## start DATA LISTING
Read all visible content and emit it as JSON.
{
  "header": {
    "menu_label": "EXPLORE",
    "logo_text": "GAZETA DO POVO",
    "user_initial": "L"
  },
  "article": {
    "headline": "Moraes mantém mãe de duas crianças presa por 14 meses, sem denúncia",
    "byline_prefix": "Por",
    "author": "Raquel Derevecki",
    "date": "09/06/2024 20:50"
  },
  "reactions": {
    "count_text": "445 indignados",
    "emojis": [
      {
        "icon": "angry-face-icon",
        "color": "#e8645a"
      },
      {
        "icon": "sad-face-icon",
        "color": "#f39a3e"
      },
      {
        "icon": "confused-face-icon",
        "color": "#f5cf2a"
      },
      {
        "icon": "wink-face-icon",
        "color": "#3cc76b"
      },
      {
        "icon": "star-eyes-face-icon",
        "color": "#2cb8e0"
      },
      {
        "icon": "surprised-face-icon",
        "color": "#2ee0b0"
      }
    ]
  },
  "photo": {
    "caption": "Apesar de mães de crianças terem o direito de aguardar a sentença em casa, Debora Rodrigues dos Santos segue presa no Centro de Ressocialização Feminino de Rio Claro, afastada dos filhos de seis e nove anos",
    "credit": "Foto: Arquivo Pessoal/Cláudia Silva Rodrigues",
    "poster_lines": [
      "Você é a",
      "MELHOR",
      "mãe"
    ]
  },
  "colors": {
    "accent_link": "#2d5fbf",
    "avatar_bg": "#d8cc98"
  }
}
## end DATA LISTING
--- PROBLEM TO WORK ON ---
Every record should be given again exactly.

--- EXERCISE RESULT ---
Read all visible content and emit it as JSON.
{
  "header": {
    "menu_label": "EXPLORE",
    "logo_text": "GAZETA DO POVO",
    "user_initial": "L"
  },
  "article": {
    "headline": "Moraes mantém mãe de duas crianças presa por 14 meses, sem denúncia",
    "byline_prefix": "Por",
    "author": "Raquel Derevecki",
    "date": "09/06/2024 20:50"
  },
  "reactions": {
    "count_text": "445 indignados",
    "emojis": [
      {
        "icon": "angry-face-icon",
        "color": "#e8645a"
      },
      {
        "icon": "sad-face-icon",
        "color": "#f39a3e"
      },
      {
        "icon": "confused-face-icon",
        "color": "#f5cf2a"
      },
      {
        "icon": "wink-face-icon",
        "color": "#3cc76b"
      },
      {
        "icon": "star-eyes-face-icon",
        "color": "#2cb8e0"
      },
      {
        "icon": "surprised-face-icon",
        "color": "#2ee0b0"
      }
    ]
  },
  "photo": {
    "caption": "Apesar de mães de crianças terem o direito de aguardar a sentença em casa, Debora Rodrigues dos Santos segue presa no Centro de Ressocialização Feminino de Rio Claro, afastada dos filhos de seis e nove anos",
    "credit": "Foto: Arquivo Pessoal/Cláudia Silva Rodrigues",
    "poster_lines": [
      "Você é a",
      "MELHOR",
      "mãe"
    ]
  },
  "colors": {
    "accent_link": "#2d5fbf",
    "avatar_bg": "#d8cc98"
  }
}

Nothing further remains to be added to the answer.